Short exercise —
Extract every record, keeping each one exactly as it is.
____________
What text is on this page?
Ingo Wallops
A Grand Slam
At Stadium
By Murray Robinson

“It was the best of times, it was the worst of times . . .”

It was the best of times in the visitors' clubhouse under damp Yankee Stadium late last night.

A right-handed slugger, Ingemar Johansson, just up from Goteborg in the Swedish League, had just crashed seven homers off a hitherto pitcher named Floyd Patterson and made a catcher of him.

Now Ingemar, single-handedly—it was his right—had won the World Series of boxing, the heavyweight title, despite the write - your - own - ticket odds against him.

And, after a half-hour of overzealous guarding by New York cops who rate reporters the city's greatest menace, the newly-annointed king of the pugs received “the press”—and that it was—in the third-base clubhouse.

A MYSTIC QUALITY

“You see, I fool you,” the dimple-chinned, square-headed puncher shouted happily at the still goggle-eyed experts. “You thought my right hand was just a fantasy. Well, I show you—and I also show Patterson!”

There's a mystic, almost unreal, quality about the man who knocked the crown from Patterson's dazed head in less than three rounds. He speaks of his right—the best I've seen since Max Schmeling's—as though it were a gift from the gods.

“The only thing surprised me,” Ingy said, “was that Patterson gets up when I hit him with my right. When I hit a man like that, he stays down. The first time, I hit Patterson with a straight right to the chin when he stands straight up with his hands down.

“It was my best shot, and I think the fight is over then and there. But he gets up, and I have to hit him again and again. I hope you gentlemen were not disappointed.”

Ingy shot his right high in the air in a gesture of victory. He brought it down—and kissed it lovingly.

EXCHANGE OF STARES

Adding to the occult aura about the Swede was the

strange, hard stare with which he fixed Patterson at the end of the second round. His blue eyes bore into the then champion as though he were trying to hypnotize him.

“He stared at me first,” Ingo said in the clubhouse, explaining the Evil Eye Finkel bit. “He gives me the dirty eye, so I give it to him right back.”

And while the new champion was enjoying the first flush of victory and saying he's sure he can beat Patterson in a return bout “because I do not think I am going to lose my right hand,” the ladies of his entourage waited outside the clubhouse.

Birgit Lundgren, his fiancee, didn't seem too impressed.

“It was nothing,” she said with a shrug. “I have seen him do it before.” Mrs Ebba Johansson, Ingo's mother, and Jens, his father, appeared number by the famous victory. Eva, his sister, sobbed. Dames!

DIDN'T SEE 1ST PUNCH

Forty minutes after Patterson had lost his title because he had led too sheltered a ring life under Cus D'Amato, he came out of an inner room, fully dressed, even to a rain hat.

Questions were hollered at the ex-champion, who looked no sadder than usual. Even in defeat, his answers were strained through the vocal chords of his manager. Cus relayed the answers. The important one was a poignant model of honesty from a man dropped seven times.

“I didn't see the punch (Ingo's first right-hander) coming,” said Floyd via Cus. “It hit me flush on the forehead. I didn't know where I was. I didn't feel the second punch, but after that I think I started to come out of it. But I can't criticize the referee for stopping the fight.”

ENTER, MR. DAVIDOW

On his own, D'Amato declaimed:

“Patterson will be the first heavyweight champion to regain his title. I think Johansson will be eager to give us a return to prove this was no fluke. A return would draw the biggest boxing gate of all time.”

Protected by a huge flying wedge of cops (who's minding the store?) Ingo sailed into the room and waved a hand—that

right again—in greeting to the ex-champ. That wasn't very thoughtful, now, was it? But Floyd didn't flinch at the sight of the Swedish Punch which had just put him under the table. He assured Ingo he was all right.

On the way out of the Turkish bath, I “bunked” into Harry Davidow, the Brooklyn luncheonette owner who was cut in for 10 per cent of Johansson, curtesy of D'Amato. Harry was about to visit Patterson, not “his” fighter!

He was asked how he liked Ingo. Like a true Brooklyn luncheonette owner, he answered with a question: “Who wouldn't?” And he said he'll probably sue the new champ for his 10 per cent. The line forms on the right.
____________
Exercise result —
What text is on this page?
Ingo Wallops
A Grand Slam
At Stadium
By Murray Robinson

“It was the best of times, it was the worst of times . . .”

It was the best of times in the visitors' clubhouse under damp Yankee Stadium late last night.

A right-handed slugger, Ingemar Johansson, just up from Goteborg in the Swedish League, had just crashed seven homers off a hitherto pitcher named Floyd Patterson and made a catcher of him.

Now Ingemar, single-handedly—it was his right—had won the World Series of boxing, the heavyweight title, despite the write - your - own - ticket odds against him.

And, after a half-hour of overzealous guarding by New York cops who rate reporters the city's greatest menace, the newly-annointed king of the pugs received “the press”—and that it was—in the third-base clubhouse.

A MYSTIC QUALITY

“You see, I fool you,” the dimple-chinned, square-headed puncher shouted happily at the still goggle-eyed experts. “You thought my right hand was just a fantasy. Well, I show you—and I also show Patterson!”

There's a mystic, almost unreal, quality about the man who knocked the crown from Patterson's dazed head in less than three rounds. He speaks of his right—the best I've seen since Max Schmeling's—as though it were a gift from the gods.

“The only thing surprised me,” Ingy said, “was that Patterson gets up when I hit him with my right. When I hit a man like that, he stays down. The first time, I hit Patterson with a straight right to the chin when he stands straight up with his hands down.

“It was my best shot, and I think the fight is over then and there. But he gets up, and I have to hit him again and again. I hope you gentlemen were not disappointed.”

Ingy shot his right high in the air in a gesture of victory. He brought it down—and kissed it lovingly.

EXCHANGE OF STARES

Adding to the occult aura about the Swede was the

strange, hard stare with which he fixed Patterson at the end of the second round. His blue eyes bore into the then champion as though he were trying to hypnotize him.

“He stared at me first,” Ingo said in the clubhouse, explaining the Evil Eye Finkel bit. “He gives me the dirty eye, so I give it to him right back.”

And while the new champion was enjoying the first flush of victory and saying he's sure he can beat Patterson in a return bout “because I do not think I am going to lose my right hand,” the ladies of his entourage waited outside the clubhouse.

Birgit Lundgren, his fiancee, didn't seem too impressed.

“It was nothing,” she said with a shrug. “I have seen him do it before.” Mrs Ebba Johansson, Ingo's mother, and Jens, his father, appeared number by the famous victory. Eva, his sister, sobbed. Dames!

DIDN'T SEE 1ST PUNCH

Forty minutes after Patterson had lost his title because he had led too sheltered a ring life under Cus D'Amato, he came out of an inner room, fully dressed, even to a rain hat.

Questions were hollered at the ex-champion, who looked no sadder than usual. Even in defeat, his answers were strained through the vocal chords of his manager. Cus relayed the answers. The important one was a poignant model of honesty from a man dropped seven times.

“I didn't see the punch (Ingo's first right-hander) coming,” said Floyd via Cus. “It hit me flush on the forehead. I didn't know where I was. I didn't feel the second punch, but after that I think I started to come out of it. But I can't criticize the referee for stopping the fight.”

ENTER, MR. DAVIDOW

On his own, D'Amato declaimed:

“Patterson will be the first heavyweight champion to regain his title. I think Johansson will be eager to give us a return to prove this was no fluke. A return would draw the biggest boxing gate of all time.”

Protected by a huge flying wedge of cops (who's minding the store?) Ingo sailed into the room and waved a hand—that

right again—in greeting to the ex-champ. That wasn't very thoughtful, now, was it? But Floyd didn't flinch at the sight of the Swedish Punch which had just put him under the table. He assured Ingo he was all right.

On the way out of the Turkish bath, I “bunked” into Harry Davidow, the Brooklyn luncheonette owner who was cut in for 10 per cent of Johansson, curtesy of D'Amato. Harry was about to visit Patterson, not “his” fighter!

He was asked how he liked Ingo. Like a true Brooklyn luncheonette owner, he answered with a question: “Who wouldn't?” And he said he'll probably sue the new champ for his 10 per cent. The line forms on the right.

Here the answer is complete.